▸ Exercise:
Make an exact copy of the lines, leaving the pictures out.

________________________________________

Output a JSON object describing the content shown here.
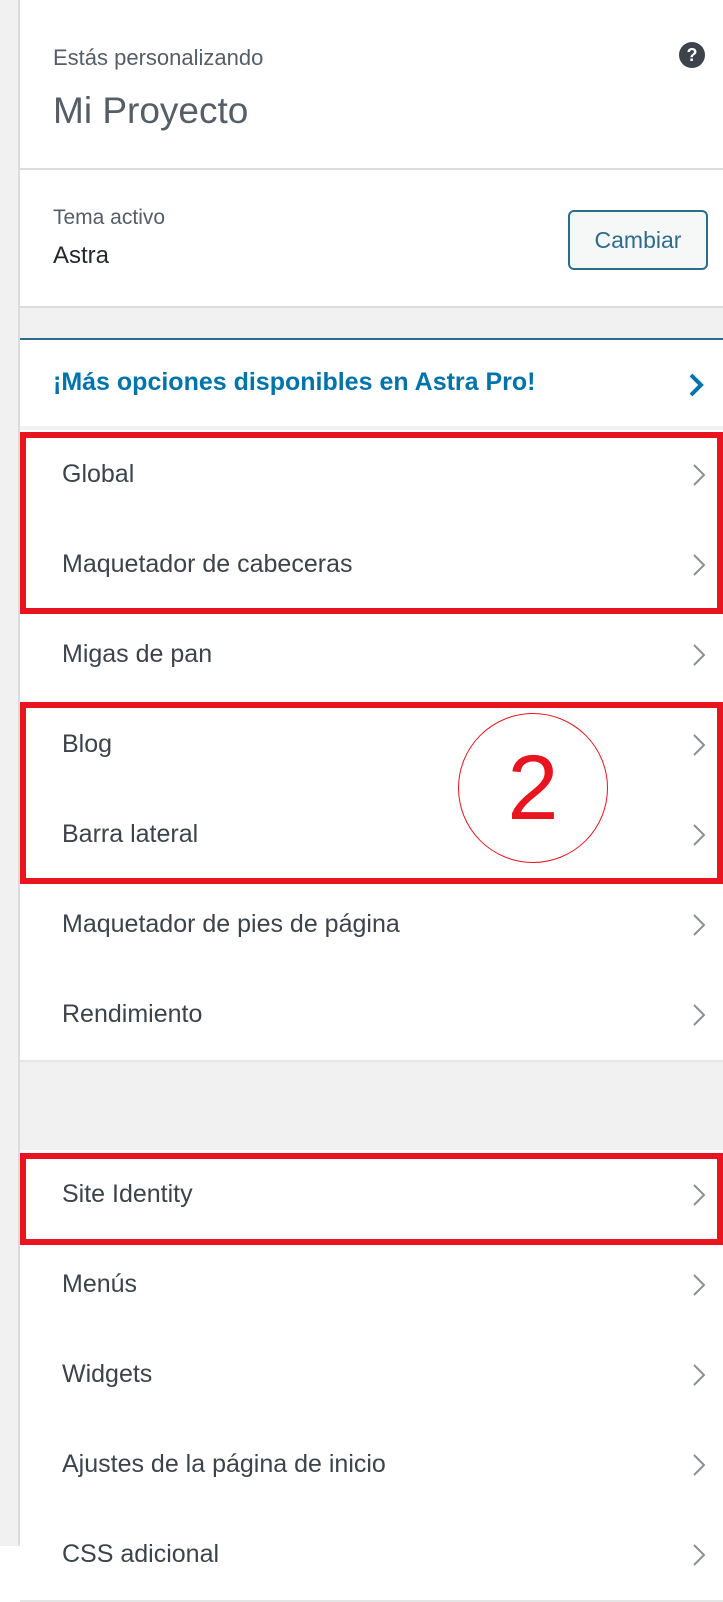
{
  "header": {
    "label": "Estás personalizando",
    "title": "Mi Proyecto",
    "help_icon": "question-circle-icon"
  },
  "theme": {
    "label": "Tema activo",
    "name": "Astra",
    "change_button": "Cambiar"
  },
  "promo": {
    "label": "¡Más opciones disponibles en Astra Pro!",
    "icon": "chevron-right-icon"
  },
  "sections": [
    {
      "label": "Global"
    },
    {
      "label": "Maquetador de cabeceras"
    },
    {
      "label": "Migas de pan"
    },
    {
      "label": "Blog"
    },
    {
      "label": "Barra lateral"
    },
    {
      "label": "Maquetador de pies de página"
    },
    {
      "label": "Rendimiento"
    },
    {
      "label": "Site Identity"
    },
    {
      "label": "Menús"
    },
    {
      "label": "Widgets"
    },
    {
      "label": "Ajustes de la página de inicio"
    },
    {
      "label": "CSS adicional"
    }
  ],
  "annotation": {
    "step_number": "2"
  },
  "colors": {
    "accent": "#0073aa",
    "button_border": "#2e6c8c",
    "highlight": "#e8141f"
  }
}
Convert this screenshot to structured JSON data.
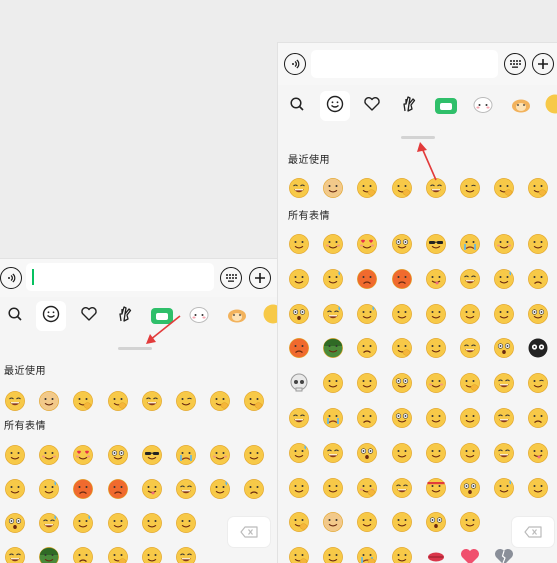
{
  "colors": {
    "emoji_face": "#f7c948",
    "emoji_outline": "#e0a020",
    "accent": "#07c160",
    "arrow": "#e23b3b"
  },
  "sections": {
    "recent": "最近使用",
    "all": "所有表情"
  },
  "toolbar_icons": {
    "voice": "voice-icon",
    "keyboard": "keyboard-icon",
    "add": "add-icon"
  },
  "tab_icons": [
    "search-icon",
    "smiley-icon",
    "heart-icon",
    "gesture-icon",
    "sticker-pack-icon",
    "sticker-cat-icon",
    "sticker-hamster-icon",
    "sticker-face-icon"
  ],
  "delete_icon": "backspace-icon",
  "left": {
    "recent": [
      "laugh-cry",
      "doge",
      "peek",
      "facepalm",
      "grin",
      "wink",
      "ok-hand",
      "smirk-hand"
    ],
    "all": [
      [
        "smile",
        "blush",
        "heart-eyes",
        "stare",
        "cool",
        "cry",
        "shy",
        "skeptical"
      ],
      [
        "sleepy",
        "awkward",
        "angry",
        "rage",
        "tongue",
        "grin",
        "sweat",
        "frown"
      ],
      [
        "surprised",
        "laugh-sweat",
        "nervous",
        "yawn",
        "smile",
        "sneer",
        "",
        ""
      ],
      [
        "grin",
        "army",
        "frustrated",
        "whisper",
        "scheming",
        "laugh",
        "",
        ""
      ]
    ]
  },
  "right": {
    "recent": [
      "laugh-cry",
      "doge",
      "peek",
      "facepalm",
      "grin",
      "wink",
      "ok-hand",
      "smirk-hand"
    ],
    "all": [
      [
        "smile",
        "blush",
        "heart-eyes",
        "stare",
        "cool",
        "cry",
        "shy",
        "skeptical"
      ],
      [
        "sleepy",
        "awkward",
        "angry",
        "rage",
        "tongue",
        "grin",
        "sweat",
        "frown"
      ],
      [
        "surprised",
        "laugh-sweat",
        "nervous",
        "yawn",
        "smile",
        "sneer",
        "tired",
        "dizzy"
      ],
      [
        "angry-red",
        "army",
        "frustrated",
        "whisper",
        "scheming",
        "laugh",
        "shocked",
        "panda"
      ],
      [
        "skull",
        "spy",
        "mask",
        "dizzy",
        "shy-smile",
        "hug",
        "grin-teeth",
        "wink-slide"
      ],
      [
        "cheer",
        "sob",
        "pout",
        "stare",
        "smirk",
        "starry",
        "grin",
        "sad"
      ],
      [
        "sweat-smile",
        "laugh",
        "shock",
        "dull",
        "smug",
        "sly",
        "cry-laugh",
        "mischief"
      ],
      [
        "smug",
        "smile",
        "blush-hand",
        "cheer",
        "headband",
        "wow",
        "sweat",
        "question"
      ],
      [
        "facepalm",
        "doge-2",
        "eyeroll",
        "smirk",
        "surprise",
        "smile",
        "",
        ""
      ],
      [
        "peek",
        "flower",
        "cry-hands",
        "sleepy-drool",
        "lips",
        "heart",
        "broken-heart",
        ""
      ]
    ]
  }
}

________________________________________

▸ Expected answer:
Output a JSON object describing the content shown here.
{
  "header": {
    "label": "Estás personalizando",
    "title": "Mi Proyecto",
    "help_icon": "question-circle-icon"
  },
  "theme": {
    "label": "Tema activo",
    "name": "Astra",
    "change_button": "Cambiar"
  },
  "promo": {
    "label": "¡Más opciones disponibles en Astra Pro!",
    "icon": "chevron-right-icon"
  },
  "sections": [
    {
      "label": "Global"
    },
    {
      "label": "Maquetador de cabeceras"
    },
    {
      "label": "Migas de pan"
    },
    {
      "label": "Blog"
    },
    {
      "label": "Barra lateral"
    },
    {
      "label": "Maquetador de pies de página"
    },
    {
      "label": "Rendimiento"
    },
    {
      "label": "Site Identity"
    },
    {
      "label": "Menús"
    },
    {
      "label": "Widgets"
    },
    {
      "label": "Ajustes de la página de inicio"
    },
    {
      "label": "CSS adicional"
    }
  ],
  "annotation": {
    "step_number": "2"
  },
  "colors": {
    "accent": "#0073aa",
    "button_border": "#2e6c8c",
    "highlight": "#e8141f"
  }
}
Convert this screenshot to structured JSON data.
{
  "colors": {
    "emoji_face": "#f7c948",
    "emoji_outline": "#e0a020",
    "accent": "#07c160",
    "arrow": "#e23b3b"
  },
  "sections": {
    "recent": "最近使用",
    "all": "所有表情"
  },
  "toolbar_icons": {
    "voice": "voice-icon",
    "keyboard": "keyboard-icon",
    "add": "add-icon"
  },
  "tab_icons": [
    "search-icon",
    "smiley-icon",
    "heart-icon",
    "gesture-icon",
    "sticker-pack-icon",
    "sticker-cat-icon",
    "sticker-hamster-icon",
    "sticker-face-icon"
  ],
  "delete_icon": "backspace-icon",
  "left": {
    "recent": [
      "laugh-cry",
      "doge",
      "peek",
      "facepalm",
      "grin",
      "wink",
      "ok-hand",
      "smirk-hand"
    ],
    "all": [
      [
        "smile",
        "blush",
        "heart-eyes",
        "stare",
        "cool",
        "cry",
        "shy",
        "skeptical"
      ],
      [
        "sleepy",
        "awkward",
        "angry",
        "rage",
        "tongue",
        "grin",
        "sweat",
        "frown"
      ],
      [
        "surprised",
        "laugh-sweat",
        "nervous",
        "yawn",
        "smile",
        "sneer",
        "",
        ""
      ],
      [
        "grin",
        "army",
        "frustrated",
        "whisper",
        "scheming",
        "laugh",
        "",
        ""
      ]
    ]
  },
  "right": {
    "recent": [
      "laugh-cry",
      "doge",
      "peek",
      "facepalm",
      "grin",
      "wink",
      "ok-hand",
      "smirk-hand"
    ],
    "all": [
      [
        "smile",
        "blush",
        "heart-eyes",
        "stare",
        "cool",
        "cry",
        "shy",
        "skeptical"
      ],
      [
        "sleepy",
        "awkward",
        "angry",
        "rage",
        "tongue",
        "grin",
        "sweat",
        "frown"
      ],
      [
        "surprised",
        "laugh-sweat",
        "nervous",
        "yawn",
        "smile",
        "sneer",
        "tired",
        "dizzy"
      ],
      [
        "angry-red",
        "army",
        "frustrated",
        "whisper",
        "scheming",
        "laugh",
        "shocked",
        "panda"
      ],
      [
        "skull",
        "spy",
        "mask",
        "dizzy",
        "shy-smile",
        "hug",
        "grin-teeth",
        "wink-slide"
      ],
      [
        "cheer",
        "sob",
        "pout",
        "stare",
        "smirk",
        "starry",
        "grin",
        "sad"
      ],
      [
        "sweat-smile",
        "laugh",
        "shock",
        "dull",
        "smug",
        "sly",
        "cry-laugh",
        "mischief"
      ],
      [
        "smug",
        "smile",
        "blush-hand",
        "cheer",
        "headband",
        "wow",
        "sweat",
        "question"
      ],
      [
        "facepalm",
        "doge-2",
        "eyeroll",
        "smirk",
        "surprise",
        "smile",
        "",
        ""
      ],
      [
        "peek",
        "flower",
        "cry-hands",
        "sleepy-drool",
        "lips",
        "heart",
        "broken-heart",
        ""
      ]
    ]
  }
}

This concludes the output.